= EXERCISE DETAILS =
Reproduce the entries word for word, and omit any picture you find in them.

-- begin ENTRIES --

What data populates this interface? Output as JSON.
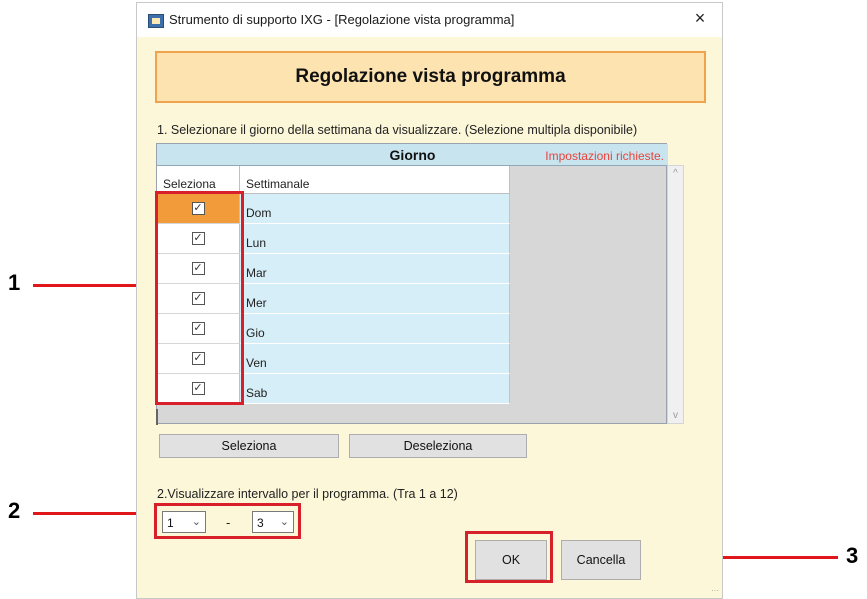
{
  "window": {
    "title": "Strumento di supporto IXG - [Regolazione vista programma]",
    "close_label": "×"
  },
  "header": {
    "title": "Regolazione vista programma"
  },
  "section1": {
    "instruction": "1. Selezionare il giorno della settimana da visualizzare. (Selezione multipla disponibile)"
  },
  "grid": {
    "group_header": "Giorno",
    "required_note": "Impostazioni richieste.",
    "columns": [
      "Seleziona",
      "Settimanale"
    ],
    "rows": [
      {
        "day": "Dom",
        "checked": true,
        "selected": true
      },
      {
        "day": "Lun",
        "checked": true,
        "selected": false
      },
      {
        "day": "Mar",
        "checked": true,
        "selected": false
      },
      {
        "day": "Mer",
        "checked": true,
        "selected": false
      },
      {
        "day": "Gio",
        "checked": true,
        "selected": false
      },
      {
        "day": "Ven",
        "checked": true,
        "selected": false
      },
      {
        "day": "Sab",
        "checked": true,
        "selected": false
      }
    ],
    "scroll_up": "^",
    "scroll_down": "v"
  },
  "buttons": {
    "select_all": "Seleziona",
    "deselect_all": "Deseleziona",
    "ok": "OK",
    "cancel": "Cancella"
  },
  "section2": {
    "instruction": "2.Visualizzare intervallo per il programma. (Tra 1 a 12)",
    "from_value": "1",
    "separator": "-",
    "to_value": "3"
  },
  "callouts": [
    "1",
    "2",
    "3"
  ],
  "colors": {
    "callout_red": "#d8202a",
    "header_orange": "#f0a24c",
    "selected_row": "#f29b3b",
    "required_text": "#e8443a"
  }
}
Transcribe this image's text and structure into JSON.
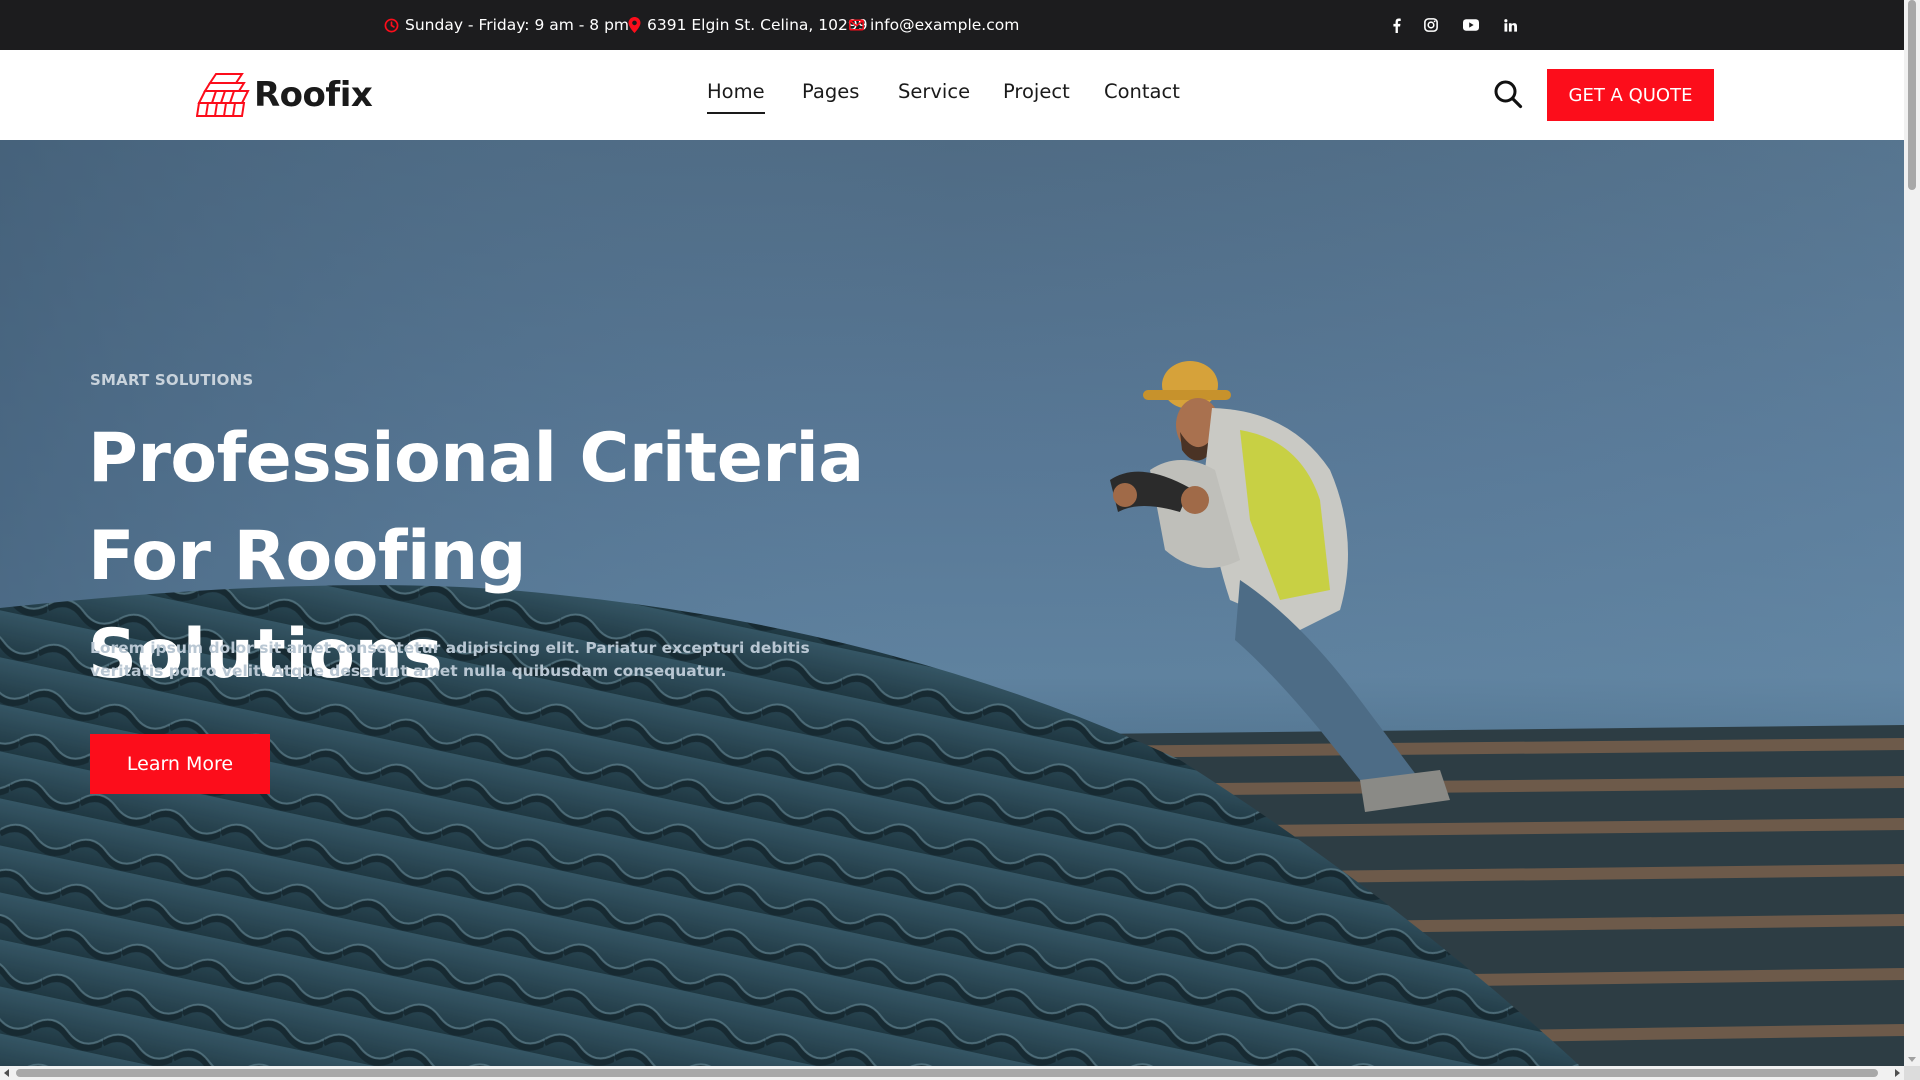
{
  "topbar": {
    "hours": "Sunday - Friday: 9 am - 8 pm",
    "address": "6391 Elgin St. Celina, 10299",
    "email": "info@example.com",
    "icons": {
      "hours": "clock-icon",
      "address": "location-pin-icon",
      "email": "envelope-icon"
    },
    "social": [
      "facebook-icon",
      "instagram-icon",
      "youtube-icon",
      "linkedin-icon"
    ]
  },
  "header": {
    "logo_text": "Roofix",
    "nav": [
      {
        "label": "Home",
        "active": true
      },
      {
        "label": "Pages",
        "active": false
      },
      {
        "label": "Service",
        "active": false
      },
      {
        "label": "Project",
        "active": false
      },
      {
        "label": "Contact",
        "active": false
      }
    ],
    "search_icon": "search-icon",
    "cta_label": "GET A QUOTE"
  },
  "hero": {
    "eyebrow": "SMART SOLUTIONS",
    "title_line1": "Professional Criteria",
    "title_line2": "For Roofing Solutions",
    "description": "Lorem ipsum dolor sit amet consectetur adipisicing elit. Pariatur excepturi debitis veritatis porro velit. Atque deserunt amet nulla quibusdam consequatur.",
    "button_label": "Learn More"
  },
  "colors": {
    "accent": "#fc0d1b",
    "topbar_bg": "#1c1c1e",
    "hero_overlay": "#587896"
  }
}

-- end ENTRIES --

= COMPLETE OUTPUT =
What data populates this interface? Output as JSON.
{
  "window": {
    "title": "Strumento di supporto IXG - [Regolazione vista programma]",
    "close_label": "×"
  },
  "header": {
    "title": "Regolazione vista programma"
  },
  "section1": {
    "instruction": "1. Selezionare il giorno della settimana da visualizzare. (Selezione multipla disponibile)"
  },
  "grid": {
    "group_header": "Giorno",
    "required_note": "Impostazioni richieste.",
    "columns": [
      "Seleziona",
      "Settimanale"
    ],
    "rows": [
      {
        "day": "Dom",
        "checked": true,
        "selected": true
      },
      {
        "day": "Lun",
        "checked": true,
        "selected": false
      },
      {
        "day": "Mar",
        "checked": true,
        "selected": false
      },
      {
        "day": "Mer",
        "checked": true,
        "selected": false
      },
      {
        "day": "Gio",
        "checked": true,
        "selected": false
      },
      {
        "day": "Ven",
        "checked": true,
        "selected": false
      },
      {
        "day": "Sab",
        "checked": true,
        "selected": false
      }
    ],
    "scroll_up": "^",
    "scroll_down": "v"
  },
  "buttons": {
    "select_all": "Seleziona",
    "deselect_all": "Deseleziona",
    "ok": "OK",
    "cancel": "Cancella"
  },
  "section2": {
    "instruction": "2.Visualizzare intervallo per il programma. (Tra 1 a 12)",
    "from_value": "1",
    "separator": "-",
    "to_value": "3"
  },
  "callouts": [
    "1",
    "2",
    "3"
  ],
  "colors": {
    "callout_red": "#d8202a",
    "header_orange": "#f0a24c",
    "selected_row": "#f29b3b",
    "required_text": "#e8443a"
  }
}
Transcribe this image's text and structure into JSON.
{
  "topbar": {
    "hours": "Sunday - Friday: 9 am - 8 pm",
    "address": "6391 Elgin St. Celina, 10299",
    "email": "info@example.com",
    "icons": {
      "hours": "clock-icon",
      "address": "location-pin-icon",
      "email": "envelope-icon"
    },
    "social": [
      "facebook-icon",
      "instagram-icon",
      "youtube-icon",
      "linkedin-icon"
    ]
  },
  "header": {
    "logo_text": "Roofix",
    "nav": [
      {
        "label": "Home",
        "active": true
      },
      {
        "label": "Pages",
        "active": false
      },
      {
        "label": "Service",
        "active": false
      },
      {
        "label": "Project",
        "active": false
      },
      {
        "label": "Contact",
        "active": false
      }
    ],
    "search_icon": "search-icon",
    "cta_label": "GET A QUOTE"
  },
  "hero": {
    "eyebrow": "SMART SOLUTIONS",
    "title_line1": "Professional Criteria",
    "title_line2": "For Roofing Solutions",
    "description": "Lorem ipsum dolor sit amet consectetur adipisicing elit. Pariatur excepturi debitis veritatis porro velit. Atque deserunt amet nulla quibusdam consequatur.",
    "button_label": "Learn More"
  },
  "colors": {
    "accent": "#fc0d1b",
    "topbar_bg": "#1c1c1e",
    "hero_overlay": "#587896"
  }
}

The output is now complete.